→ **GIVEN INSTRUCTION**
Pull every line of the entries that has the word "nice".

→ **MATERIAL FOR THIS EXERCISE**
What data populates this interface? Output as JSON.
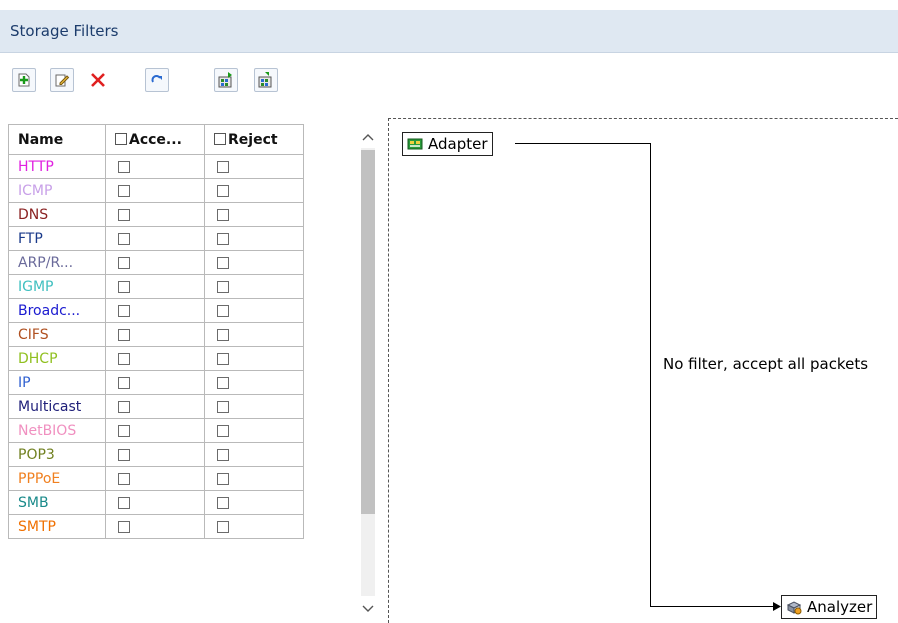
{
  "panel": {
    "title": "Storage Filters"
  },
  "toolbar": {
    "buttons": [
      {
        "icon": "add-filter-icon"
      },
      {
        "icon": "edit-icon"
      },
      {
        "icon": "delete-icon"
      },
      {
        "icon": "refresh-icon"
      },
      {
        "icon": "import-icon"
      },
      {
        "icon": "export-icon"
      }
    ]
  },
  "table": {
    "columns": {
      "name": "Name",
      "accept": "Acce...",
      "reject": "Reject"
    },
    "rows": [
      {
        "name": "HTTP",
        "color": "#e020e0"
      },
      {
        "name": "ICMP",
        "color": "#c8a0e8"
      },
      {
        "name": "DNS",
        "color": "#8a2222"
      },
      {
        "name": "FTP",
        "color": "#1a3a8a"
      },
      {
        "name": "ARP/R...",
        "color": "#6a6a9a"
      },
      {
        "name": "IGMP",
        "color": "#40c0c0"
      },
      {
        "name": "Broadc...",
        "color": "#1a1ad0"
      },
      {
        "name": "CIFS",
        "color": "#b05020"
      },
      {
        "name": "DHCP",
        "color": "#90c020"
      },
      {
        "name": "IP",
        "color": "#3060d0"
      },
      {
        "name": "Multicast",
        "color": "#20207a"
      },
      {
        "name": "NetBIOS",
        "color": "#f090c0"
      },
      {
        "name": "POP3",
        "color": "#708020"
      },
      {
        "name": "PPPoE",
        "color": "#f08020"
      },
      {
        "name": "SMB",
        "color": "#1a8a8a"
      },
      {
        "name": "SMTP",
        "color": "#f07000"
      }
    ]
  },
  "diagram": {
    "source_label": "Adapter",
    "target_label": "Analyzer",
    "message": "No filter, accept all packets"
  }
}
...
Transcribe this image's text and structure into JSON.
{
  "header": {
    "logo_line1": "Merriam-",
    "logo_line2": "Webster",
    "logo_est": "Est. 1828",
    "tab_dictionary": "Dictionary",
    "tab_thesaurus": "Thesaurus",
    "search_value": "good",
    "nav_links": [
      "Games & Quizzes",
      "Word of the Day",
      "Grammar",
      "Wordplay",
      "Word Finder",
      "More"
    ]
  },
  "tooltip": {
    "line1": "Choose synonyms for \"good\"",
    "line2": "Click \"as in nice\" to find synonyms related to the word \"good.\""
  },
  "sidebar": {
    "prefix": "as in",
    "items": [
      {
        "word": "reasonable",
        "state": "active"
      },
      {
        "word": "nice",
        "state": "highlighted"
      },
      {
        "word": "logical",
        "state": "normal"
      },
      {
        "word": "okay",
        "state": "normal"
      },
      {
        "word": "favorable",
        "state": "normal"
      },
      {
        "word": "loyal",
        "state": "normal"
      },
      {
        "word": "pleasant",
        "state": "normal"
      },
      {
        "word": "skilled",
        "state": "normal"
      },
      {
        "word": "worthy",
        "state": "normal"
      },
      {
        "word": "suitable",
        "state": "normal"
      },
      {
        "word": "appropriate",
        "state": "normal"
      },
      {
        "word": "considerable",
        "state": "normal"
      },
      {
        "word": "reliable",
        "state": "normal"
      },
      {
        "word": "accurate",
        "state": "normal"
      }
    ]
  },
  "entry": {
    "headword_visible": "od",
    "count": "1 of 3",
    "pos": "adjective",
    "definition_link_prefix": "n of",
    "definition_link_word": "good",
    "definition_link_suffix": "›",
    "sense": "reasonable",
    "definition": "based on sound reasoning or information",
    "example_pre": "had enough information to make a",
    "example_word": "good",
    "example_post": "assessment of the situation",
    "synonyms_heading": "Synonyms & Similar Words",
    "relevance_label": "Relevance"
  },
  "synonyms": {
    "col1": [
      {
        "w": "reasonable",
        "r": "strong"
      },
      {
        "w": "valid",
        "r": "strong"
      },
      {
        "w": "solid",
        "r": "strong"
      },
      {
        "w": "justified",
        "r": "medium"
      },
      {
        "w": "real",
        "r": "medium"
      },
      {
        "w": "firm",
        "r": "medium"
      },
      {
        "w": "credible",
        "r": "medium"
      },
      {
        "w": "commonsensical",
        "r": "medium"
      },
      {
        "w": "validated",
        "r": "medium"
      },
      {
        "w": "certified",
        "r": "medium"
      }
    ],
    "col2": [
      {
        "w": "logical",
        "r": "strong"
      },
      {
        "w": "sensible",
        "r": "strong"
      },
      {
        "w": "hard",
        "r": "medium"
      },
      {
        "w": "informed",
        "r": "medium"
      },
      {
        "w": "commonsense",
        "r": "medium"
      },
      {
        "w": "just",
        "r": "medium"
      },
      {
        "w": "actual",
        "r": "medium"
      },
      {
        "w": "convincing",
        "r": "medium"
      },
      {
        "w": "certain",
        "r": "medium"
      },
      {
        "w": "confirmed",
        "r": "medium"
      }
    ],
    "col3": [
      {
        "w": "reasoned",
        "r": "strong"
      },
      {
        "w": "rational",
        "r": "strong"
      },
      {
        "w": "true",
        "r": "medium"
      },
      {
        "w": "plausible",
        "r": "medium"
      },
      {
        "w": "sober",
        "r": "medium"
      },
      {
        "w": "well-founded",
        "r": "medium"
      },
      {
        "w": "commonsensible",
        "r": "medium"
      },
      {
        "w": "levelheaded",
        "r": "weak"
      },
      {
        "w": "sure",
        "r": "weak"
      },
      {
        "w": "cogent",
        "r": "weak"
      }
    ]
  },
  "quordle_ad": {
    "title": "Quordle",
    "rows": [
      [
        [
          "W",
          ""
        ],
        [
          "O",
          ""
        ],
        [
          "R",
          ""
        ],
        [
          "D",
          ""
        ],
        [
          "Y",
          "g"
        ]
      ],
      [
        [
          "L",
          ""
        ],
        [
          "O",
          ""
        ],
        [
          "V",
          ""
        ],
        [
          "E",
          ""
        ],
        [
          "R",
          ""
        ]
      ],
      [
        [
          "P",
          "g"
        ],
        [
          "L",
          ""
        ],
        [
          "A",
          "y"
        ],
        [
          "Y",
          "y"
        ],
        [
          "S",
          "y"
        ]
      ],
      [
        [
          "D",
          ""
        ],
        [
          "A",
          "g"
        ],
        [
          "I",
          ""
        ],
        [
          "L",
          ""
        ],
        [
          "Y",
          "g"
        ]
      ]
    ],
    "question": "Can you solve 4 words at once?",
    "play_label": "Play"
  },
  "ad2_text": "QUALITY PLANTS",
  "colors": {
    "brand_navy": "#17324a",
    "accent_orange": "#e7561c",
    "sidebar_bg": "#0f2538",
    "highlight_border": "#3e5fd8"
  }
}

→ **REPLY TO THE EXERCISE**
    "line2": "Click \"as in nice\" to find synonyms related to the word \"good.\""
        "word": "nice",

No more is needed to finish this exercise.